=== GIVEN RECORDS ===

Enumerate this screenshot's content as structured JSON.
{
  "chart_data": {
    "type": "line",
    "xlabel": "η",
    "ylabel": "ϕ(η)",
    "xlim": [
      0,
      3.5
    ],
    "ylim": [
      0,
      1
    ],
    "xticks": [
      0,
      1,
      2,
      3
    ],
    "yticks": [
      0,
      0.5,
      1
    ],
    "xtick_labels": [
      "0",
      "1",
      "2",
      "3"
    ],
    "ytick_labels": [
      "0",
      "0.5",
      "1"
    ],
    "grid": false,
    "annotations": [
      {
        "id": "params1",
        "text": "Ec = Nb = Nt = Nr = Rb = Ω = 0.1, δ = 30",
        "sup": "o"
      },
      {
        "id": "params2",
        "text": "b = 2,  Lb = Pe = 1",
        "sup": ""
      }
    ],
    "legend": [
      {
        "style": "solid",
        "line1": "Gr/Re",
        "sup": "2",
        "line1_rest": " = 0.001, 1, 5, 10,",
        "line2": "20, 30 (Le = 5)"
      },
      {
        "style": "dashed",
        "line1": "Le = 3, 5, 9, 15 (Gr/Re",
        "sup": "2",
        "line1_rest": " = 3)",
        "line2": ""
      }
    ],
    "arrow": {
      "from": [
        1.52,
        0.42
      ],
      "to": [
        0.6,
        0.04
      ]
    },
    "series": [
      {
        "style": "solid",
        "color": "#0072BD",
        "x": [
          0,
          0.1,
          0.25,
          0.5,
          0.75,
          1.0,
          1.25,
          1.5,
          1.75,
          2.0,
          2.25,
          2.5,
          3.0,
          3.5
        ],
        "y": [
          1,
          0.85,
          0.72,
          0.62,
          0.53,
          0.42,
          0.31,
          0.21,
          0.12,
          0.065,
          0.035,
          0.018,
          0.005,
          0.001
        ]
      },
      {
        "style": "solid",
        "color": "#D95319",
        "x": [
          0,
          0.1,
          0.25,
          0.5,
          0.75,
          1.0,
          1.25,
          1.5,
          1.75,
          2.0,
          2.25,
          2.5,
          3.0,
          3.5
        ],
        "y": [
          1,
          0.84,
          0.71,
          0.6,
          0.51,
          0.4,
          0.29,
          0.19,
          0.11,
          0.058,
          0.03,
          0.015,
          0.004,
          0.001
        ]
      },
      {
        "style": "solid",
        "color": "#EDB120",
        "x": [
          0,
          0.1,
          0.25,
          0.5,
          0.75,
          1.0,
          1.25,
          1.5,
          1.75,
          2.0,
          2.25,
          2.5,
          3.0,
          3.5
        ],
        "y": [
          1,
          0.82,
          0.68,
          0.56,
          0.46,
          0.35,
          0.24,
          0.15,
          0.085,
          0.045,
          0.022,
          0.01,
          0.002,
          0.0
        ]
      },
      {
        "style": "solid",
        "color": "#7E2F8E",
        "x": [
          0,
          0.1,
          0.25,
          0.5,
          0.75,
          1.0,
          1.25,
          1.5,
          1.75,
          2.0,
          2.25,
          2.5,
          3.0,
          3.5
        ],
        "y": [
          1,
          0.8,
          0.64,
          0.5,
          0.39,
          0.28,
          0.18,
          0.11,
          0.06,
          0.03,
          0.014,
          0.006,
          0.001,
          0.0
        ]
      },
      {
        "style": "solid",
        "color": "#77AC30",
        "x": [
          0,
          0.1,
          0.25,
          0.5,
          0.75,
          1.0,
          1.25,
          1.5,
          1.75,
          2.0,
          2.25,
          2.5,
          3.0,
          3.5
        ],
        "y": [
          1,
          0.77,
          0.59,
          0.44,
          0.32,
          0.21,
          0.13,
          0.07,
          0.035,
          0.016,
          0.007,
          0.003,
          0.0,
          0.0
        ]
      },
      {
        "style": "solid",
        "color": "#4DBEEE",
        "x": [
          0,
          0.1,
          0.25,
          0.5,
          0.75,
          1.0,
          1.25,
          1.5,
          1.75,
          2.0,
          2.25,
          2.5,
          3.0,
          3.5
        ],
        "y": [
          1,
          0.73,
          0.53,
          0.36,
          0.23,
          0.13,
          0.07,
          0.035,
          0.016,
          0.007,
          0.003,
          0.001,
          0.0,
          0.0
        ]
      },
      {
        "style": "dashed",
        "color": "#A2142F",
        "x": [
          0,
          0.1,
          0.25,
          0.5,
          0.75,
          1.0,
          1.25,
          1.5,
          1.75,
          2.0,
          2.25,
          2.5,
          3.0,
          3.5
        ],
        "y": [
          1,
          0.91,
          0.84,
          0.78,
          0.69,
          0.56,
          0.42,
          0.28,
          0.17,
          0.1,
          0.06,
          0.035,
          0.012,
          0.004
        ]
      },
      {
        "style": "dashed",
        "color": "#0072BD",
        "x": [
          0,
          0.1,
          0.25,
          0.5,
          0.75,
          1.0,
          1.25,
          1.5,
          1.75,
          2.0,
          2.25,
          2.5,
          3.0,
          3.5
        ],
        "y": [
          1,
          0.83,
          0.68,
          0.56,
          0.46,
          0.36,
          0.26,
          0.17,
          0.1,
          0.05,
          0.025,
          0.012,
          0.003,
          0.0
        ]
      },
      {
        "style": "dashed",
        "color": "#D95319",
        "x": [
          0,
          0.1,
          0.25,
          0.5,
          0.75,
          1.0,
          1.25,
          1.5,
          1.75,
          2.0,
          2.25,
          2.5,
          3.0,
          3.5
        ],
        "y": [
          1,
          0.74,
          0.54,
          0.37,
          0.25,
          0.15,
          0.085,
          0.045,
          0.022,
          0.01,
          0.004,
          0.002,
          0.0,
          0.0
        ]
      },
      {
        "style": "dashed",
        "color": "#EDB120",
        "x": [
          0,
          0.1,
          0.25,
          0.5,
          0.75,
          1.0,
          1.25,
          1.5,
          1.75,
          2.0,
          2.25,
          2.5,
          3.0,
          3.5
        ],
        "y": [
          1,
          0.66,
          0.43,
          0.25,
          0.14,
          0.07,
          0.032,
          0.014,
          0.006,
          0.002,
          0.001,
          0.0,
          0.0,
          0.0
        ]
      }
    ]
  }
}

===

▸ **OBJECTIVE**: Retype the listing exactly, in full.

▸ **FINAL RESULT**:
Enumerate this screenshot's content as structured JSON.
{
  "chart_data": {
    "type": "line",
    "xlabel": "η",
    "ylabel": "ϕ(η)",
    "xlim": [
      0,
      3.5
    ],
    "ylim": [
      0,
      1
    ],
    "xticks": [
      0,
      1,
      2,
      3
    ],
    "yticks": [
      0,
      0.5,
      1
    ],
    "xtick_labels": [
      "0",
      "1",
      "2",
      "3"
    ],
    "ytick_labels": [
      "0",
      "0.5",
      "1"
    ],
    "grid": false,
    "annotations": [
      {
        "id": "params1",
        "text": "Ec = Nb = Nt = Nr = Rb = Ω = 0.1, δ = 30",
        "sup": "o"
      },
      {
        "id": "params2",
        "text": "b = 2,  Lb = Pe = 1",
        "sup": ""
      }
    ],
    "legend": [
      {
        "style": "solid",
        "line1": "Gr/Re",
        "sup": "2",
        "line1_rest": " = 0.001, 1, 5, 10,",
        "line2": "20, 30 (Le = 5)"
      },
      {
        "style": "dashed",
        "line1": "Le = 3, 5, 9, 15 (Gr/Re",
        "sup": "2",
        "line1_rest": " = 3)",
        "line2": ""
      }
    ],
    "arrow": {
      "from": [
        1.52,
        0.42
      ],
      "to": [
        0.6,
        0.04
      ]
    },
    "series": [
      {
        "style": "solid",
        "color": "#0072BD",
        "x": [
          0,
          0.1,
          0.25,
          0.5,
          0.75,
          1.0,
          1.25,
          1.5,
          1.75,
          2.0,
          2.25,
          2.5,
          3.0,
          3.5
        ],
        "y": [
          1,
          0.85,
          0.72,
          0.62,
          0.53,
          0.42,
          0.31,
          0.21,
          0.12,
          0.065,
          0.035,
          0.018,
          0.005,
          0.001
        ]
      },
      {
        "style": "solid",
        "color": "#D95319",
        "x": [
          0,
          0.1,
          0.25,
          0.5,
          0.75,
          1.0,
          1.25,
          1.5,
          1.75,
          2.0,
          2.25,
          2.5,
          3.0,
          3.5
        ],
        "y": [
          1,
          0.84,
          0.71,
          0.6,
          0.51,
          0.4,
          0.29,
          0.19,
          0.11,
          0.058,
          0.03,
          0.015,
          0.004,
          0.001
        ]
      },
      {
        "style": "solid",
        "color": "#EDB120",
        "x": [
          0,
          0.1,
          0.25,
          0.5,
          0.75,
          1.0,
          1.25,
          1.5,
          1.75,
          2.0,
          2.25,
          2.5,
          3.0,
          3.5
        ],
        "y": [
          1,
          0.82,
          0.68,
          0.56,
          0.46,
          0.35,
          0.24,
          0.15,
          0.085,
          0.045,
          0.022,
          0.01,
          0.002,
          0.0
        ]
      },
      {
        "style": "solid",
        "color": "#7E2F8E",
        "x": [
          0,
          0.1,
          0.25,
          0.5,
          0.75,
          1.0,
          1.25,
          1.5,
          1.75,
          2.0,
          2.25,
          2.5,
          3.0,
          3.5
        ],
        "y": [
          1,
          0.8,
          0.64,
          0.5,
          0.39,
          0.28,
          0.18,
          0.11,
          0.06,
          0.03,
          0.014,
          0.006,
          0.001,
          0.0
        ]
      },
      {
        "style": "solid",
        "color": "#77AC30",
        "x": [
          0,
          0.1,
          0.25,
          0.5,
          0.75,
          1.0,
          1.25,
          1.5,
          1.75,
          2.0,
          2.25,
          2.5,
          3.0,
          3.5
        ],
        "y": [
          1,
          0.77,
          0.59,
          0.44,
          0.32,
          0.21,
          0.13,
          0.07,
          0.035,
          0.016,
          0.007,
          0.003,
          0.0,
          0.0
        ]
      },
      {
        "style": "solid",
        "color": "#4DBEEE",
        "x": [
          0,
          0.1,
          0.25,
          0.5,
          0.75,
          1.0,
          1.25,
          1.5,
          1.75,
          2.0,
          2.25,
          2.5,
          3.0,
          3.5
        ],
        "y": [
          1,
          0.73,
          0.53,
          0.36,
          0.23,
          0.13,
          0.07,
          0.035,
          0.016,
          0.007,
          0.003,
          0.001,
          0.0,
          0.0
        ]
      },
      {
        "style": "dashed",
        "color": "#A2142F",
        "x": [
          0,
          0.1,
          0.25,
          0.5,
          0.75,
          1.0,
          1.25,
          1.5,
          1.75,
          2.0,
          2.25,
          2.5,
          3.0,
          3.5
        ],
        "y": [
          1,
          0.91,
          0.84,
          0.78,
          0.69,
          0.56,
          0.42,
          0.28,
          0.17,
          0.1,
          0.06,
          0.035,
          0.012,
          0.004
        ]
      },
      {
        "style": "dashed",
        "color": "#0072BD",
        "x": [
          0,
          0.1,
          0.25,
          0.5,
          0.75,
          1.0,
          1.25,
          1.5,
          1.75,
          2.0,
          2.25,
          2.5,
          3.0,
          3.5
        ],
        "y": [
          1,
          0.83,
          0.68,
          0.56,
          0.46,
          0.36,
          0.26,
          0.17,
          0.1,
          0.05,
          0.025,
          0.012,
          0.003,
          0.0
        ]
      },
      {
        "style": "dashed",
        "color": "#D95319",
        "x": [
          0,
          0.1,
          0.25,
          0.5,
          0.75,
          1.0,
          1.25,
          1.5,
          1.75,
          2.0,
          2.25,
          2.5,
          3.0,
          3.5
        ],
        "y": [
          1,
          0.74,
          0.54,
          0.37,
          0.25,
          0.15,
          0.085,
          0.045,
          0.022,
          0.01,
          0.004,
          0.002,
          0.0,
          0.0
        ]
      },
      {
        "style": "dashed",
        "color": "#EDB120",
        "x": [
          0,
          0.1,
          0.25,
          0.5,
          0.75,
          1.0,
          1.25,
          1.5,
          1.75,
          2.0,
          2.25,
          2.5,
          3.0,
          3.5
        ],
        "y": [
          1,
          0.66,
          0.43,
          0.25,
          0.14,
          0.07,
          0.032,
          0.014,
          0.006,
          0.002,
          0.001,
          0.0,
          0.0,
          0.0
        ]
      }
    ]
  }
}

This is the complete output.